Reproduce the listing word for word, leaving every picture behind.

* Records to use:
________

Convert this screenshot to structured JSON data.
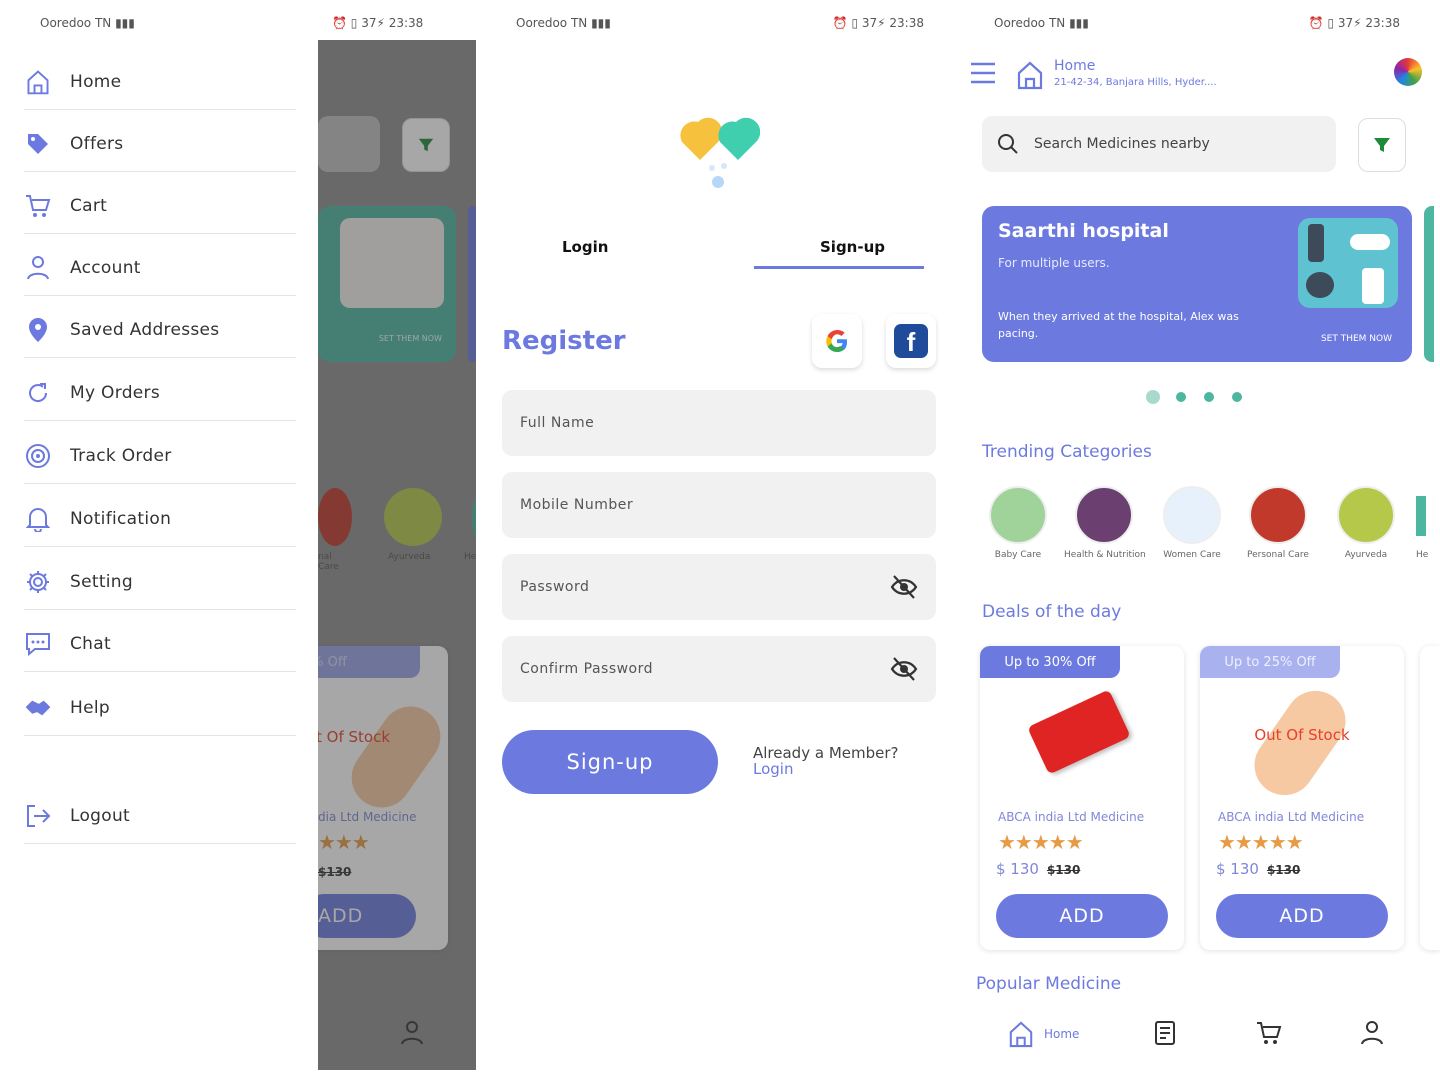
{
  "status": {
    "carrier": "Ooredoo TN",
    "time": "23:38",
    "battery": "37"
  },
  "drawer": {
    "items": [
      {
        "label": "Home",
        "icon": "home-icon"
      },
      {
        "label": "Offers",
        "icon": "tag-icon"
      },
      {
        "label": "Cart",
        "icon": "cart-icon"
      },
      {
        "label": "Account",
        "icon": "user-icon"
      },
      {
        "label": "Saved Addresses",
        "icon": "map-pin-icon"
      },
      {
        "label": "My Orders",
        "icon": "refresh-icon"
      },
      {
        "label": "Track Order",
        "icon": "target-icon"
      },
      {
        "label": "Notification",
        "icon": "bell-icon"
      },
      {
        "label": "Setting",
        "icon": "gear-icon"
      },
      {
        "label": "Chat",
        "icon": "chat-icon"
      },
      {
        "label": "Help",
        "icon": "handshake-icon"
      }
    ],
    "logout": "Logout"
  },
  "register": {
    "tabs": {
      "login": "Login",
      "signup": "Sign-up"
    },
    "title": "Register",
    "fields": {
      "full_name": "Full Name",
      "mobile": "Mobile Number",
      "password": "Password",
      "confirm": "Confirm Password"
    },
    "signup_button": "Sign-up",
    "member_text": "Already a Member?",
    "login_link": "Login"
  },
  "home": {
    "header": {
      "title": "Home",
      "address": "21-42-34, Banjara Hills, Hyder...."
    },
    "search_placeholder": "Search Medicines nearby",
    "banner": {
      "title": "Saarthi hospital",
      "subtitle": "For multiple users.",
      "text": "When they arrived at the hospital, Alex was pacing.",
      "cta": "SET THEM NOW"
    },
    "prev_banner_cta": "SET THEM NOW",
    "trending_title": "Trending Categories",
    "categories": [
      "Baby Care",
      "Health & Nutrition",
      "Women Care",
      "Personal Care",
      "Ayurveda",
      "He"
    ],
    "deals_title": "Deals of the day",
    "deals": [
      {
        "badge": "Up to 30% Off",
        "name": "ABCA india Ltd Medicine",
        "stars": "★★★★★",
        "price": "$ 130",
        "old": "$130",
        "add": "ADD",
        "status": ""
      },
      {
        "badge": "Up to 25% Off",
        "name": "ABCA india Ltd Medicine",
        "stars": "★★★★★",
        "price": "$ 130",
        "old": "$130",
        "add": "ADD",
        "status": "Out Of Stock"
      }
    ],
    "popular_title": "Popular Medicine",
    "nav": {
      "home": "Home"
    }
  },
  "colors": {
    "accent": "#6c7ae0",
    "teal": "#4db6a0",
    "star": "#e89b46",
    "out_of_stock": "#e5412a"
  }
}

________

* Answer below:
Convert this screenshot to structured JSON data.
{
  "status": {
    "carrier": "Ooredoo TN",
    "time": "23:38",
    "battery": "37"
  },
  "drawer": {
    "items": [
      {
        "label": "Home",
        "icon": "home-icon"
      },
      {
        "label": "Offers",
        "icon": "tag-icon"
      },
      {
        "label": "Cart",
        "icon": "cart-icon"
      },
      {
        "label": "Account",
        "icon": "user-icon"
      },
      {
        "label": "Saved Addresses",
        "icon": "map-pin-icon"
      },
      {
        "label": "My Orders",
        "icon": "refresh-icon"
      },
      {
        "label": "Track Order",
        "icon": "target-icon"
      },
      {
        "label": "Notification",
        "icon": "bell-icon"
      },
      {
        "label": "Setting",
        "icon": "gear-icon"
      },
      {
        "label": "Chat",
        "icon": "chat-icon"
      },
      {
        "label": "Help",
        "icon": "handshake-icon"
      }
    ],
    "logout": "Logout"
  },
  "register": {
    "tabs": {
      "login": "Login",
      "signup": "Sign-up"
    },
    "title": "Register",
    "fields": {
      "full_name": "Full Name",
      "mobile": "Mobile Number",
      "password": "Password",
      "confirm": "Confirm Password"
    },
    "signup_button": "Sign-up",
    "member_text": "Already a Member?",
    "login_link": "Login"
  },
  "home": {
    "header": {
      "title": "Home",
      "address": "21-42-34, Banjara Hills, Hyder...."
    },
    "search_placeholder": "Search Medicines nearby",
    "banner": {
      "title": "Saarthi hospital",
      "subtitle": "For multiple users.",
      "text": "When they arrived at the hospital, Alex was pacing.",
      "cta": "SET THEM NOW"
    },
    "prev_banner_cta": "SET THEM NOW",
    "trending_title": "Trending Categories",
    "categories": [
      "Baby Care",
      "Health & Nutrition",
      "Women Care",
      "Personal Care",
      "Ayurveda",
      "He"
    ],
    "deals_title": "Deals of the day",
    "deals": [
      {
        "badge": "Up to 30% Off",
        "name": "ABCA india Ltd Medicine",
        "stars": "★★★★★",
        "price": "$ 130",
        "old": "$130",
        "add": "ADD",
        "status": ""
      },
      {
        "badge": "Up to 25% Off",
        "name": "ABCA india Ltd Medicine",
        "stars": "★★★★★",
        "price": "$ 130",
        "old": "$130",
        "add": "ADD",
        "status": "Out Of Stock"
      }
    ],
    "popular_title": "Popular Medicine",
    "nav": {
      "home": "Home"
    }
  },
  "colors": {
    "accent": "#6c7ae0",
    "teal": "#4db6a0",
    "star": "#e89b46",
    "out_of_stock": "#e5412a"
  }
}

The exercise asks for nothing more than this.